**WHAT IS EXPECTED:**
Extract the lines that hold the string "mdeg".

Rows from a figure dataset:
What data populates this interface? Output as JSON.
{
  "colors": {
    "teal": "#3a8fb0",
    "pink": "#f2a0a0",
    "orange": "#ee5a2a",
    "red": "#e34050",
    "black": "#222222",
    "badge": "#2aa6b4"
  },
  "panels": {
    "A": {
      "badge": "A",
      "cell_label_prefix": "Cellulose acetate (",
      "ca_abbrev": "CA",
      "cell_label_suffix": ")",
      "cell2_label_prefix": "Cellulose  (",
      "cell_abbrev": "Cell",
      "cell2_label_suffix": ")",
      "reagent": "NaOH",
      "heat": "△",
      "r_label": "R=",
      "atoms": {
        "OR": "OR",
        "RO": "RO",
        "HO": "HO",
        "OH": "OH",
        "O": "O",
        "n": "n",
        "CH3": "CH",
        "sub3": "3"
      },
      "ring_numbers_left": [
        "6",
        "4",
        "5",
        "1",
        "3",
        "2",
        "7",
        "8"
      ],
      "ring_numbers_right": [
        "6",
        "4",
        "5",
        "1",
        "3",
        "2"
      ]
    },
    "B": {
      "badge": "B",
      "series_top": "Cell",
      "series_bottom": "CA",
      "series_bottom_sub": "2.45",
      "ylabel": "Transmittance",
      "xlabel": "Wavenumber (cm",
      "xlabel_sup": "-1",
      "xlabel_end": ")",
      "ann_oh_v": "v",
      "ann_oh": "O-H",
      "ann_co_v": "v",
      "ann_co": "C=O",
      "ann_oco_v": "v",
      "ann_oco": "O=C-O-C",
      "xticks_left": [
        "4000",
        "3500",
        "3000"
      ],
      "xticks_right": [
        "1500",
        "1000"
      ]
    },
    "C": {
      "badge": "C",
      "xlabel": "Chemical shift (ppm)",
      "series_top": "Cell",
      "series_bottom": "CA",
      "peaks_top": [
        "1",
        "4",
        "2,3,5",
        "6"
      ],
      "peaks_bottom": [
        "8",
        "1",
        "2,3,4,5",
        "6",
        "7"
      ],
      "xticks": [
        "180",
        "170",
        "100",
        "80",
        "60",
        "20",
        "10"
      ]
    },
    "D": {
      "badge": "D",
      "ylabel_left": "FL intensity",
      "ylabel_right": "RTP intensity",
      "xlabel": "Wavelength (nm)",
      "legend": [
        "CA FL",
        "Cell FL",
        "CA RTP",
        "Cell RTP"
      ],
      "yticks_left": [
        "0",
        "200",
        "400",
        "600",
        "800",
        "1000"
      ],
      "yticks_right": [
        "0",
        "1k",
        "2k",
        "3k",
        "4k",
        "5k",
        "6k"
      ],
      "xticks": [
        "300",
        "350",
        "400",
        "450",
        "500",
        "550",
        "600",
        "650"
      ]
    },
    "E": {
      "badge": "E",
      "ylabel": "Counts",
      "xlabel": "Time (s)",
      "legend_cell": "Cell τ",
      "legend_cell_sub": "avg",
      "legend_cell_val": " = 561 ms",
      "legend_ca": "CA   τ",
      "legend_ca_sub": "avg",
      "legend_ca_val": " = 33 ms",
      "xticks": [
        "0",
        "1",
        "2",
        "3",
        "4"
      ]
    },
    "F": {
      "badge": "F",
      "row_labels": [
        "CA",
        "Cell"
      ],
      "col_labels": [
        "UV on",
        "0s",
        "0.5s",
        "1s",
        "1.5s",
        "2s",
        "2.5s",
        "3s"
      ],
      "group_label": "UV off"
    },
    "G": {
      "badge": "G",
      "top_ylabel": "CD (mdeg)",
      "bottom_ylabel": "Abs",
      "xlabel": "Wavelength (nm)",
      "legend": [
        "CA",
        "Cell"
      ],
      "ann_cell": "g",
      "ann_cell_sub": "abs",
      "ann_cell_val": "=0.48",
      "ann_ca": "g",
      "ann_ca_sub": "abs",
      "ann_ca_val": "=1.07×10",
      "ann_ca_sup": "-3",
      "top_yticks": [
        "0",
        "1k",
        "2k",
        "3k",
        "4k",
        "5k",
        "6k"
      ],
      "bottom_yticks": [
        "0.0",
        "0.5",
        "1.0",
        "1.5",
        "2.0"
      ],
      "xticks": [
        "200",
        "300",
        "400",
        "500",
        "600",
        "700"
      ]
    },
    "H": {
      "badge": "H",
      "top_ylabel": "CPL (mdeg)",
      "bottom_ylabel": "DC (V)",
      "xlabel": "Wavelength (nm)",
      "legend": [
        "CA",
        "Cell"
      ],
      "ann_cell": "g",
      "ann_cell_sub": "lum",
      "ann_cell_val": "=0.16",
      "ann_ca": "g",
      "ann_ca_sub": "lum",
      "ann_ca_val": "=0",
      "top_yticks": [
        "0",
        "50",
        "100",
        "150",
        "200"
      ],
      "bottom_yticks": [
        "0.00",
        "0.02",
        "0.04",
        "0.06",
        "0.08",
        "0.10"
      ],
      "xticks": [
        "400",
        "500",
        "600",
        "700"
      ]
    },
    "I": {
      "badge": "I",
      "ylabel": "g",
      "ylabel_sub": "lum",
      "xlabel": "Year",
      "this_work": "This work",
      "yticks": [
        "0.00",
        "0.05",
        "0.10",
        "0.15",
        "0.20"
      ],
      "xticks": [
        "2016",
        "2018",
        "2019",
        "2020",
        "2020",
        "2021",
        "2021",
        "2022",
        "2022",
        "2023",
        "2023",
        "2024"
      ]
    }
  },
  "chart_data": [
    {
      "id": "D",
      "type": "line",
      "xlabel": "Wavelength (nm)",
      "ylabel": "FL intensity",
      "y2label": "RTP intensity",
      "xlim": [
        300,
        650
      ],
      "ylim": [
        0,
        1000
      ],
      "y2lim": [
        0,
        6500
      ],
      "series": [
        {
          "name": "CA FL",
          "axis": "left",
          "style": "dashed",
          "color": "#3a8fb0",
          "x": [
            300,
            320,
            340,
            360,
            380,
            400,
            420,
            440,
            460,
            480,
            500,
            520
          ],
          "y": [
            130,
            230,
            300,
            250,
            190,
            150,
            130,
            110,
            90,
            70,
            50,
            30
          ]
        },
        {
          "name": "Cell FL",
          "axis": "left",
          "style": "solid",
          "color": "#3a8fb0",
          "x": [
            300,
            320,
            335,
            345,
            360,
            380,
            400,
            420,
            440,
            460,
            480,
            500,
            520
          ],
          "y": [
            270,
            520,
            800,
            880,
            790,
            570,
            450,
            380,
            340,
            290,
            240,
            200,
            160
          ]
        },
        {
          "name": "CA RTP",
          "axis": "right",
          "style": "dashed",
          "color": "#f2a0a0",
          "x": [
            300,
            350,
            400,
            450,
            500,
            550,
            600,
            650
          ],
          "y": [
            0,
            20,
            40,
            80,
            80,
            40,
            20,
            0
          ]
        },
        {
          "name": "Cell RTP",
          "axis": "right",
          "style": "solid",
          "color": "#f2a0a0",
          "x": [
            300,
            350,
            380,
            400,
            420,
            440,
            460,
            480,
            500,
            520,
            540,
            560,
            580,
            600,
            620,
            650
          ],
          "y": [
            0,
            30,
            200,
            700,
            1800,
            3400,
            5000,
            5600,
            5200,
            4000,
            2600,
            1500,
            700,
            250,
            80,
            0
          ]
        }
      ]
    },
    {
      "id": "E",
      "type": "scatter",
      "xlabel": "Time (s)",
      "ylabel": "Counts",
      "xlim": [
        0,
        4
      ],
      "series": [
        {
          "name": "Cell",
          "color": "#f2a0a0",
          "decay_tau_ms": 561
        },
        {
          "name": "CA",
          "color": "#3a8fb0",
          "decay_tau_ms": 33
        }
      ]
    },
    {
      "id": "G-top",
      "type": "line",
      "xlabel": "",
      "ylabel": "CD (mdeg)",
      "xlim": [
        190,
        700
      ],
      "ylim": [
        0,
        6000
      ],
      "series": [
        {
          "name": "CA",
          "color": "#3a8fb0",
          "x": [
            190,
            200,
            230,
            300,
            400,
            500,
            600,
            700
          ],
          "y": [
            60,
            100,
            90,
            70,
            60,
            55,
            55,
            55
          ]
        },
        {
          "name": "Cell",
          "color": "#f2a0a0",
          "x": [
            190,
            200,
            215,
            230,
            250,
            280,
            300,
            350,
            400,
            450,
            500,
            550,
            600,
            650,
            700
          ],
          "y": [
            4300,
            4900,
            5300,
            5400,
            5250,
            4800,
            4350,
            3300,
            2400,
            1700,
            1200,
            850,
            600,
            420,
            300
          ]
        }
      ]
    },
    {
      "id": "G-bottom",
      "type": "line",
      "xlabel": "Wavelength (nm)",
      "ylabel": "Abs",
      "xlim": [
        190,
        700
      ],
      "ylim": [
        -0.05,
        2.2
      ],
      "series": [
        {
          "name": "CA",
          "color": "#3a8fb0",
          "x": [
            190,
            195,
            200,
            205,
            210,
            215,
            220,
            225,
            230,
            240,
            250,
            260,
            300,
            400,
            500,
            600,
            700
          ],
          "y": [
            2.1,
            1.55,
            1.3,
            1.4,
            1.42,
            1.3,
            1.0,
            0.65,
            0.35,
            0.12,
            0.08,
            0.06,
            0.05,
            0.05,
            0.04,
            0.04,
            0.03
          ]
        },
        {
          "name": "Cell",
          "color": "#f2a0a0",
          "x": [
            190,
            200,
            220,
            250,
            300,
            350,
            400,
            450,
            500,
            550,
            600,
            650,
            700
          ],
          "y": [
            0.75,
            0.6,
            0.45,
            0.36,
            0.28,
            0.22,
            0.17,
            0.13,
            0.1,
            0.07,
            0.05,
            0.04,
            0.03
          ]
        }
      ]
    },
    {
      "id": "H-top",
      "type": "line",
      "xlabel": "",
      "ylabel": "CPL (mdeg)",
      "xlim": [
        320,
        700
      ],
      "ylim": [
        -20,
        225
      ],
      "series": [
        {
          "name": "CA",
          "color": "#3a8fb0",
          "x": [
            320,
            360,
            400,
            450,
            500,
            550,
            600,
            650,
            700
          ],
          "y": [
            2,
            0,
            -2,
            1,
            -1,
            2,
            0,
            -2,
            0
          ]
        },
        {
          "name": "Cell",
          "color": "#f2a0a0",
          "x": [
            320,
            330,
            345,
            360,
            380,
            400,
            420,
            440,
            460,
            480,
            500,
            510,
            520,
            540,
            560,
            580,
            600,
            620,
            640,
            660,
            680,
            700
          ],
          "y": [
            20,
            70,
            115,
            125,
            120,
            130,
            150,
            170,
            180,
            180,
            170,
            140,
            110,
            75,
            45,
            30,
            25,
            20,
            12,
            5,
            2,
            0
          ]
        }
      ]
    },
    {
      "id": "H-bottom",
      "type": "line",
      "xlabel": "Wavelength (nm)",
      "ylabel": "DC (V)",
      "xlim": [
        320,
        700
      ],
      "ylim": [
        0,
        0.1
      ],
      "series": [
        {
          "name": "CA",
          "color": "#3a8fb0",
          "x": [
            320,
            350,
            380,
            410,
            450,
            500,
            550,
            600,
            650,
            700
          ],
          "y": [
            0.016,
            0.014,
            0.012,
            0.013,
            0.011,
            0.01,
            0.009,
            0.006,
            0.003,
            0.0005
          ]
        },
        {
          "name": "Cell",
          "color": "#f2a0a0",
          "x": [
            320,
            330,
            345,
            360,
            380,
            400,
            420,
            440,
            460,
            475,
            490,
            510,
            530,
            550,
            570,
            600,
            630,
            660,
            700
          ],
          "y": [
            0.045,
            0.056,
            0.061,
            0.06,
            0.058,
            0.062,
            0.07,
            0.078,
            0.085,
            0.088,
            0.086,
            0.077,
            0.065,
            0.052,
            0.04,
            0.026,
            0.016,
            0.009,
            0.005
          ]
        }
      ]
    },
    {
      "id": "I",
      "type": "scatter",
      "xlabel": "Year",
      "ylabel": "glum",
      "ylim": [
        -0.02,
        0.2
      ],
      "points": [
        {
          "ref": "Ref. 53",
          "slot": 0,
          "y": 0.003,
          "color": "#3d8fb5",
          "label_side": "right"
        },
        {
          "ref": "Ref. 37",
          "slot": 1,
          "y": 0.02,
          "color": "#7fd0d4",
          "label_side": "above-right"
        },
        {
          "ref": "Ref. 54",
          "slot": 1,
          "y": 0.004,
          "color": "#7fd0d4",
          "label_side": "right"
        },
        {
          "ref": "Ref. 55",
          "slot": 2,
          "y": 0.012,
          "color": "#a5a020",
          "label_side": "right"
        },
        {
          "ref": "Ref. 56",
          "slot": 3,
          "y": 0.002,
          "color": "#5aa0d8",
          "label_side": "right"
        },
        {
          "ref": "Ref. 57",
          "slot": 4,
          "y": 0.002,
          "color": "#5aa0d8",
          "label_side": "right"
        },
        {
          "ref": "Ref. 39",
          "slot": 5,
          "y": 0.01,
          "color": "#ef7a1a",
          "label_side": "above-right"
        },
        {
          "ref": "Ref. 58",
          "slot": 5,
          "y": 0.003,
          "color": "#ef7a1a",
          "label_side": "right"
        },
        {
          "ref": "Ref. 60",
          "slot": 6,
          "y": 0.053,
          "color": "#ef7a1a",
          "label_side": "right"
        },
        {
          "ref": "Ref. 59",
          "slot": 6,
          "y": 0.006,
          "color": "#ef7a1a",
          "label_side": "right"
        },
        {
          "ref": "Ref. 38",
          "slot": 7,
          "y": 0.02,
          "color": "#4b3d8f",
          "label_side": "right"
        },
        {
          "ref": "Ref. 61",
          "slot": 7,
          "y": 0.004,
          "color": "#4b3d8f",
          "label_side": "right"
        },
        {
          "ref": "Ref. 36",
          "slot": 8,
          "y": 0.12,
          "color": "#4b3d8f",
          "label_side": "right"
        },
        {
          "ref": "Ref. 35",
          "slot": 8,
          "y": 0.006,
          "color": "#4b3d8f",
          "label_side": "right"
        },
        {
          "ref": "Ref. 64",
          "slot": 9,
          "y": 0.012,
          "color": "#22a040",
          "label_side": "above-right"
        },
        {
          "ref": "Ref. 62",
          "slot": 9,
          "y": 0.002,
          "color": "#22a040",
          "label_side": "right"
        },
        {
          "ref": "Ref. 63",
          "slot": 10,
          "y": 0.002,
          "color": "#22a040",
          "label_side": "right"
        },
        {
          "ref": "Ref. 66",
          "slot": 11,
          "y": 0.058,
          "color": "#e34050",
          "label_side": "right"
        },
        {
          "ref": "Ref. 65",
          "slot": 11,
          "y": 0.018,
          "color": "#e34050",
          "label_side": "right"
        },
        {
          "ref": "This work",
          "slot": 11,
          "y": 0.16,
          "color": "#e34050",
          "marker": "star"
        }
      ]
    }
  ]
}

**COMPLETE OUTPUT:**
      "top_ylabel": "CD (mdeg)",
      "top_ylabel": "CPL (mdeg)",
      "ylabel": "CD (mdeg)",
      "ylabel": "CPL (mdeg)",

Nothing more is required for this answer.